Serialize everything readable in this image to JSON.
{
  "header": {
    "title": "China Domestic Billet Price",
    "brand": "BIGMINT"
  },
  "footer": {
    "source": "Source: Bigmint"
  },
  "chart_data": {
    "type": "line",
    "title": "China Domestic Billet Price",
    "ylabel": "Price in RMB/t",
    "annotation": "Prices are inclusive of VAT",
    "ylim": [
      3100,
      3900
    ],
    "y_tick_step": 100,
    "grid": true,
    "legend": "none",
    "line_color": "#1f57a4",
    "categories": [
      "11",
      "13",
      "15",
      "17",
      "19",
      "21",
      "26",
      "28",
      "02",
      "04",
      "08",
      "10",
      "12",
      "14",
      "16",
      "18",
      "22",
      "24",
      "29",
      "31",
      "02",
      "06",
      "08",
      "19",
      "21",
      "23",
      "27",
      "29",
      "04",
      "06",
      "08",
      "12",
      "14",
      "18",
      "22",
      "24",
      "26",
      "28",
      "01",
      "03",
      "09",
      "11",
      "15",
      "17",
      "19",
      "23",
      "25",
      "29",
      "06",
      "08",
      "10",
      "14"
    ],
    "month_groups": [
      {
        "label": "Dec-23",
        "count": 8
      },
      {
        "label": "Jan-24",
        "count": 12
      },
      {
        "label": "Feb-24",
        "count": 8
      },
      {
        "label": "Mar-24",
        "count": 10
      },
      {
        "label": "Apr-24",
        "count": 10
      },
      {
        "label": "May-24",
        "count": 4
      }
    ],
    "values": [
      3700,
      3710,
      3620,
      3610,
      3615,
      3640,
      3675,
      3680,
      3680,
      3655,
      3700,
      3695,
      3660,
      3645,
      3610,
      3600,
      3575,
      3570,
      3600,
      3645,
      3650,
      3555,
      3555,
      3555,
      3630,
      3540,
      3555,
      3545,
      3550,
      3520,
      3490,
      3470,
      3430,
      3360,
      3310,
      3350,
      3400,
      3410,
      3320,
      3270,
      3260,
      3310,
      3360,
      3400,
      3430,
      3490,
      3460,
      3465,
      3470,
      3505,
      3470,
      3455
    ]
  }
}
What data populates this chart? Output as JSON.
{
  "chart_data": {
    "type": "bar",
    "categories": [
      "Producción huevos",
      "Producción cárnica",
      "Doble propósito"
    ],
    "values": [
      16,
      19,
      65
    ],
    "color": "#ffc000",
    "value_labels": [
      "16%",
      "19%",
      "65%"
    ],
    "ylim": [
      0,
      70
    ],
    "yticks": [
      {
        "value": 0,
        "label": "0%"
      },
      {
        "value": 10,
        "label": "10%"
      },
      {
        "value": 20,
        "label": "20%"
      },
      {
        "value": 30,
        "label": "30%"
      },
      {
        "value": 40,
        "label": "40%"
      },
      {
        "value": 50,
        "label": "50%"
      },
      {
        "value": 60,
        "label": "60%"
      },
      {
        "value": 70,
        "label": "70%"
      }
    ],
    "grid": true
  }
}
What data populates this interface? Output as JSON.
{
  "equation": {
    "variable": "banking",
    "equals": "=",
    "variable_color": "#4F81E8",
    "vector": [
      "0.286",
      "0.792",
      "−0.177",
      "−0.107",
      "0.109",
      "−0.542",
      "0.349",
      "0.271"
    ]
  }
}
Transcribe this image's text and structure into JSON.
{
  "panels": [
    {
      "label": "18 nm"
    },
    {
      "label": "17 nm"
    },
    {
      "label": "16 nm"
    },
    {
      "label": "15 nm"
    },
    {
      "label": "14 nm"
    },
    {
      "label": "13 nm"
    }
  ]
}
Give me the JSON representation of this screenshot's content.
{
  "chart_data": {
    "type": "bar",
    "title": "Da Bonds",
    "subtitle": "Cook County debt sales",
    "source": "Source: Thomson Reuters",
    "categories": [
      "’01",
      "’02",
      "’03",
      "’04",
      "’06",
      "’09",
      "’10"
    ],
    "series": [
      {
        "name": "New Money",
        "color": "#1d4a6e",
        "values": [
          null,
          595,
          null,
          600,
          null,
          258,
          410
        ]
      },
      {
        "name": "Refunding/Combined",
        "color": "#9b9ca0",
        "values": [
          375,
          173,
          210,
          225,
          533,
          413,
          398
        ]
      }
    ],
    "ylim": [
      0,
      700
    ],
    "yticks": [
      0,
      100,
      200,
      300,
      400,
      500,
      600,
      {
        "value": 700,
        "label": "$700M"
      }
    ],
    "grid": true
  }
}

-- Job --
Give back all the data exactly as written.

-- Output for this task --
Serialize everything readable in this image to JSON.
{
  "header": {
    "title": "China Domestic Billet Price",
    "brand": "BIGMINT"
  },
  "footer": {
    "source": "Source: Bigmint"
  },
  "chart_data": {
    "type": "line",
    "title": "China Domestic Billet Price",
    "ylabel": "Price in RMB/t",
    "annotation": "Prices are inclusive of VAT",
    "ylim": [
      3100,
      3900
    ],
    "y_tick_step": 100,
    "grid": true,
    "legend": "none",
    "line_color": "#1f57a4",
    "categories": [
      "11",
      "13",
      "15",
      "17",
      "19",
      "21",
      "26",
      "28",
      "02",
      "04",
      "08",
      "10",
      "12",
      "14",
      "16",
      "18",
      "22",
      "24",
      "29",
      "31",
      "02",
      "06",
      "08",
      "19",
      "21",
      "23",
      "27",
      "29",
      "04",
      "06",
      "08",
      "12",
      "14",
      "18",
      "22",
      "24",
      "26",
      "28",
      "01",
      "03",
      "09",
      "11",
      "15",
      "17",
      "19",
      "23",
      "25",
      "29",
      "06",
      "08",
      "10",
      "14"
    ],
    "month_groups": [
      {
        "label": "Dec-23",
        "count": 8
      },
      {
        "label": "Jan-24",
        "count": 12
      },
      {
        "label": "Feb-24",
        "count": 8
      },
      {
        "label": "Mar-24",
        "count": 10
      },
      {
        "label": "Apr-24",
        "count": 10
      },
      {
        "label": "May-24",
        "count": 4
      }
    ],
    "values": [
      3700,
      3710,
      3620,
      3610,
      3615,
      3640,
      3675,
      3680,
      3680,
      3655,
      3700,
      3695,
      3660,
      3645,
      3610,
      3600,
      3575,
      3570,
      3600,
      3645,
      3650,
      3555,
      3555,
      3555,
      3630,
      3540,
      3555,
      3545,
      3550,
      3520,
      3490,
      3470,
      3430,
      3360,
      3310,
      3350,
      3400,
      3410,
      3320,
      3270,
      3260,
      3310,
      3360,
      3400,
      3430,
      3490,
      3460,
      3465,
      3470,
      3505,
      3470,
      3455
    ]
  }
}
What data populates this chart? Output as JSON.
{
  "chart_data": {
    "type": "bar",
    "categories": [
      "Producción huevos",
      "Producción cárnica",
      "Doble propósito"
    ],
    "values": [
      16,
      19,
      65
    ],
    "color": "#ffc000",
    "value_labels": [
      "16%",
      "19%",
      "65%"
    ],
    "ylim": [
      0,
      70
    ],
    "yticks": [
      {
        "value": 0,
        "label": "0%"
      },
      {
        "value": 10,
        "label": "10%"
      },
      {
        "value": 20,
        "label": "20%"
      },
      {
        "value": 30,
        "label": "30%"
      },
      {
        "value": 40,
        "label": "40%"
      },
      {
        "value": 50,
        "label": "50%"
      },
      {
        "value": 60,
        "label": "60%"
      },
      {
        "value": 70,
        "label": "70%"
      }
    ],
    "grid": true
  }
}
What data populates this interface? Output as JSON.
{
  "equation": {
    "variable": "banking",
    "equals": "=",
    "variable_color": "#4F81E8",
    "vector": [
      "0.286",
      "0.792",
      "−0.177",
      "−0.107",
      "0.109",
      "−0.542",
      "0.349",
      "0.271"
    ]
  }
}
Transcribe this image's text and structure into JSON.
{
  "panels": [
    {
      "label": "18 nm"
    },
    {
      "label": "17 nm"
    },
    {
      "label": "16 nm"
    },
    {
      "label": "15 nm"
    },
    {
      "label": "14 nm"
    },
    {
      "label": "13 nm"
    }
  ]
}
Give me the JSON representation of this screenshot's content.
{
  "chart_data": {
    "type": "bar",
    "title": "Da Bonds",
    "subtitle": "Cook County debt sales",
    "source": "Source: Thomson Reuters",
    "categories": [
      "’01",
      "’02",
      "’03",
      "’04",
      "’06",
      "’09",
      "’10"
    ],
    "series": [
      {
        "name": "New Money",
        "color": "#1d4a6e",
        "values": [
          null,
          595,
          null,
          600,
          null,
          258,
          410
        ]
      },
      {
        "name": "Refunding/Combined",
        "color": "#9b9ca0",
        "values": [
          375,
          173,
          210,
          225,
          533,
          413,
          398
        ]
      }
    ],
    "ylim": [
      0,
      700
    ],
    "yticks": [
      0,
      100,
      200,
      300,
      400,
      500,
      600,
      {
        "value": 700,
        "label": "$700M"
      }
    ],
    "grid": true
  }
}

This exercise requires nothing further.